### [TRY IT]
A word-for-word copy of the records below is required.

### [Collected data]
★ ★ ★ ★ ★ ★ ★

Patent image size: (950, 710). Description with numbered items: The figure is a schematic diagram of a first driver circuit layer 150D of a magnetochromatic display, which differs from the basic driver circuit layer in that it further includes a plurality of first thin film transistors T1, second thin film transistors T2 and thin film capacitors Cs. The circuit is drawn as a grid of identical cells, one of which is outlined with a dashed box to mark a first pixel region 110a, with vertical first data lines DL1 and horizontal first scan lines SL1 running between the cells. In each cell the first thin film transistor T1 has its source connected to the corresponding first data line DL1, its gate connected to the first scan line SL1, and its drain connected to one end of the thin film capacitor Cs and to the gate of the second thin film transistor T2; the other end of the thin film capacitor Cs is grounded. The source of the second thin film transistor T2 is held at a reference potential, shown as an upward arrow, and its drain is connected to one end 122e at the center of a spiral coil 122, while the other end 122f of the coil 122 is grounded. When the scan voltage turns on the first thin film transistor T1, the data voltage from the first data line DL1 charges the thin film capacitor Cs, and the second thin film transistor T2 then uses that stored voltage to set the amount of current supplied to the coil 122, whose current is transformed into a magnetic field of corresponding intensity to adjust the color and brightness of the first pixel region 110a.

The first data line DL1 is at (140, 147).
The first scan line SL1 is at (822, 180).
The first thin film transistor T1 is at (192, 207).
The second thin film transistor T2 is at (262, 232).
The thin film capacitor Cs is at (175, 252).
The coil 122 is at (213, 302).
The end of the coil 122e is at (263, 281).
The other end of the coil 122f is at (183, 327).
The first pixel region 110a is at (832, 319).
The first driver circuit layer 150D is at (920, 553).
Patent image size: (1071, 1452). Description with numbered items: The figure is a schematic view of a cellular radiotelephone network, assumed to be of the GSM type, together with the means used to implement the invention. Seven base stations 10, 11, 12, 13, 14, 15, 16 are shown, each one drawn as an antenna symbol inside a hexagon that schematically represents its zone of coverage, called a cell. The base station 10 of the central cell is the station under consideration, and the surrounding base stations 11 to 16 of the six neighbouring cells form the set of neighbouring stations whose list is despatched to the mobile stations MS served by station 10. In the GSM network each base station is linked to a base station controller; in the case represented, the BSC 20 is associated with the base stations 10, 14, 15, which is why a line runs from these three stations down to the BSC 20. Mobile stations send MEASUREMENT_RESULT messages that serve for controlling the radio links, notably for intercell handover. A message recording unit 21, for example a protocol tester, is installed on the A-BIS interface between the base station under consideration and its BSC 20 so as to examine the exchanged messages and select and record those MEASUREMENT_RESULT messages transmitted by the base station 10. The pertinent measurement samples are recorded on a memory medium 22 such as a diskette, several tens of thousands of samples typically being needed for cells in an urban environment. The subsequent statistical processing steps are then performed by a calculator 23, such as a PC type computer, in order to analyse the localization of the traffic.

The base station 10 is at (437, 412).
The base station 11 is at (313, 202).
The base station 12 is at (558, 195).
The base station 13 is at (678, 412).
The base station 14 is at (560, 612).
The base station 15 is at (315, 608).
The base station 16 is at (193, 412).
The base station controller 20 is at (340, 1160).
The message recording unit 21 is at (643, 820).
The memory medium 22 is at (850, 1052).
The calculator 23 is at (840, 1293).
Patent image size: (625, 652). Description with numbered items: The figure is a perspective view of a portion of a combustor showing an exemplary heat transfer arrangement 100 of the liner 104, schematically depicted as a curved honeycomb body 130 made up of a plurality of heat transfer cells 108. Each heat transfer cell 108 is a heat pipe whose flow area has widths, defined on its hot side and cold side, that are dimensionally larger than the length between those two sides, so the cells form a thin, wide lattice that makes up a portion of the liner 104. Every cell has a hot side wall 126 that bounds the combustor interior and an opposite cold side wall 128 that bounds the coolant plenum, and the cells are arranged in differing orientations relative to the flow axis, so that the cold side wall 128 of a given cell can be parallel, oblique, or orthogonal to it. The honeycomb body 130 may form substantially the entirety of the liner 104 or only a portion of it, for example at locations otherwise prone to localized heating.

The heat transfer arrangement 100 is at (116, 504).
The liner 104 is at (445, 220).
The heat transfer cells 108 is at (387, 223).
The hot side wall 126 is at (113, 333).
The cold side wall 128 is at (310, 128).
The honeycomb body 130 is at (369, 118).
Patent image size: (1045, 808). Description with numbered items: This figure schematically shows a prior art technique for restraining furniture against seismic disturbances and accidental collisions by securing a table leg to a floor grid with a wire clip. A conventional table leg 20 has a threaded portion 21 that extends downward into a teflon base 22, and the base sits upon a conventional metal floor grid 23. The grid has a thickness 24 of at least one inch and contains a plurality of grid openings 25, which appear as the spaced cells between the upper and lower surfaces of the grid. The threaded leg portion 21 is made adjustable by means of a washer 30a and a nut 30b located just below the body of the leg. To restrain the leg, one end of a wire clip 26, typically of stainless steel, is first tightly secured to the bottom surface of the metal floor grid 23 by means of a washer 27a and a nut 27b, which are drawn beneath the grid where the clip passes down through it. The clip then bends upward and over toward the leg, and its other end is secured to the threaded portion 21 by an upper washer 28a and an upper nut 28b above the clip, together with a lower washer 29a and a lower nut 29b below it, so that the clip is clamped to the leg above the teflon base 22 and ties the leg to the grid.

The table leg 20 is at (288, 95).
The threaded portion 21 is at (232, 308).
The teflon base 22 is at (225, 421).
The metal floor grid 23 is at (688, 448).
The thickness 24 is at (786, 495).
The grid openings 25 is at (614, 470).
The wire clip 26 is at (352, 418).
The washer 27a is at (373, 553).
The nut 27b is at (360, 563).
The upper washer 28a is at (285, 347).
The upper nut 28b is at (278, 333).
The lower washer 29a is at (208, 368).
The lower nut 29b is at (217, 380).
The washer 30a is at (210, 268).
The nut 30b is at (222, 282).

★ ★ ★ ★ ★ ★ ★

### [SOLUTION FOR THIS EXERCISE]
Patent image size: (950, 710). Description with numbered items: The figure is a schematic diagram of a first driver circuit layer 150D of a magnetochromatic display, which differs from the basic driver circuit layer in that it further includes a plurality of first thin film transistors T1, second thin film transistors T2 and thin film capacitors Cs. The circuit is drawn as a grid of identical cells, one of which is outlined with a dashed box to mark a first pixel region 110a, with vertical first data lines DL1 and horizontal first scan lines SL1 running between the cells. In each cell the first thin film transistor T1 has its source connected to the corresponding first data line DL1, its gate connected to the first scan line SL1, and its drain connected to one end of the thin film capacitor Cs and to the gate of the second thin film transistor T2; the other end of the thin film capacitor Cs is grounded. The source of the second thin film transistor T2 is held at a reference potential, shown as an upward arrow, and its drain is connected to one end 122e at the center of a spiral coil 122, while the other end 122f of the coil 122 is grounded. When the scan voltage turns on the first thin film transistor T1, the data voltage from the first data line DL1 charges the thin film capacitor Cs, and the second thin film transistor T2 then uses that stored voltage to set the amount of current supplied to the coil 122, whose current is transformed into a magnetic field of corresponding intensity to adjust the color and brightness of the first pixel region 110a.

The first data line DL1 is at (140, 147).
The first scan line SL1 is at (822, 180).
The first thin film transistor T1 is at (192, 207).
The second thin film transistor T2 is at (262, 232).
The thin film capacitor Cs is at (175, 252).
The coil 122 is at (213, 302).
The end of the coil 122e is at (263, 281).
The other end of the coil 122f is at (183, 327).
The first pixel region 110a is at (832, 319).
The first driver circuit layer 150D is at (920, 553).
Patent image size: (1071, 1452). Description with numbered items: The figure is a schematic view of a cellular radiotelephone network, assumed to be of the GSM type, together with the means used to implement the invention. Seven base stations 10, 11, 12, 13, 14, 15, 16 are shown, each one drawn as an antenna symbol inside a hexagon that schematically represents its zone of coverage, called a cell. The base station 10 of the central cell is the station under consideration, and the surrounding base stations 11 to 16 of the six neighbouring cells form the set of neighbouring stations whose list is despatched to the mobile stations MS served by station 10. In the GSM network each base station is linked to a base station controller; in the case represented, the BSC 20 is associated with the base stations 10, 14, 15, which is why a line runs from these three stations down to the BSC 20. Mobile stations send MEASUREMENT_RESULT messages that serve for controlling the radio links, notably for intercell handover. A message recording unit 21, for example a protocol tester, is installed on the A-BIS interface between the base station under consideration and its BSC 20 so as to examine the exchanged messages and select and record those MEASUREMENT_RESULT messages transmitted by the base station 10. The pertinent measurement samples are recorded on a memory medium 22 such as a diskette, several tens of thousands of samples typically being needed for cells in an urban environment. The subsequent statistical processing steps are then performed by a calculator 23, such as a PC type computer, in order to analyse the localization of the traffic.

The base station 10 is at (437, 412).
The base station 11 is at (313, 202).
The base station 12 is at (558, 195).
The base station 13 is at (678, 412).
The base station 14 is at (560, 612).
The base station 15 is at (315, 608).
The base station 16 is at (193, 412).
The base station controller 20 is at (340, 1160).
The message recording unit 21 is at (643, 820).
The memory medium 22 is at (850, 1052).
The calculator 23 is at (840, 1293).
Patent image size: (625, 652). Description with numbered items: The figure is a perspective view of a portion of a combustor showing an exemplary heat transfer arrangement 100 of the liner 104, schematically depicted as a curved honeycomb body 130 made up of a plurality of heat transfer cells 108. Each heat transfer cell 108 is a heat pipe whose flow area has widths, defined on its hot side and cold side, that are dimensionally larger than the length between those two sides, so the cells form a thin, wide lattice that makes up a portion of the liner 104. Every cell has a hot side wall 126 that bounds the combustor interior and an opposite cold side wall 128 that bounds the coolant plenum, and the cells are arranged in differing orientations relative to the flow axis, so that the cold side wall 128 of a given cell can be parallel, oblique, or orthogonal to it. The honeycomb body 130 may form substantially the entirety of the liner 104 or only a portion of it, for example at locations otherwise prone to localized heating.

The heat transfer arrangement 100 is at (116, 504).
The liner 104 is at (445, 220).
The heat transfer cells 108 is at (387, 223).
The hot side wall 126 is at (113, 333).
The cold side wall 128 is at (310, 128).
The honeycomb body 130 is at (369, 118).
Patent image size: (1045, 808). Description with numbered items: This figure schematically shows a prior art technique for restraining furniture against seismic disturbances and accidental collisions by securing a table leg to a floor grid with a wire clip. A conventional table leg 20 has a threaded portion 21 that extends downward into a teflon base 22, and the base sits upon a conventional metal floor grid 23. The grid has a thickness 24 of at least one inch and contains a plurality of grid openings 25, which appear as the spaced cells between the upper and lower surfaces of the grid. The threaded leg portion 21 is made adjustable by means of a washer 30a and a nut 30b located just below the body of the leg. To restrain the leg, one end of a wire clip 26, typically of stainless steel, is first tightly secured to the bottom surface of the metal floor grid 23 by means of a washer 27a and a nut 27b, which are drawn beneath the grid where the clip passes down through it. The clip then bends upward and over toward the leg, and its other end is secured to the threaded portion 21 by an upper washer 28a and an upper nut 28b above the clip, together with a lower washer 29a and a lower nut 29b below it, so that the clip is clamped to the leg above the teflon base 22 and ties the leg to the grid.

The table leg 20 is at (288, 95).
The threaded portion 21 is at (232, 308).
The teflon base 22 is at (225, 421).
The metal floor grid 23 is at (688, 448).
The thickness 24 is at (786, 495).
The grid openings 25 is at (614, 470).
The wire clip 26 is at (352, 418).
The washer 27a is at (373, 553).
The nut 27b is at (360, 563).
The upper washer 28a is at (285, 347).
The upper nut 28b is at (278, 333).
The lower washer 29a is at (208, 368).
The lower nut 29b is at (217, 380).
The washer 30a is at (210, 268).
The nut 30b is at (222, 282).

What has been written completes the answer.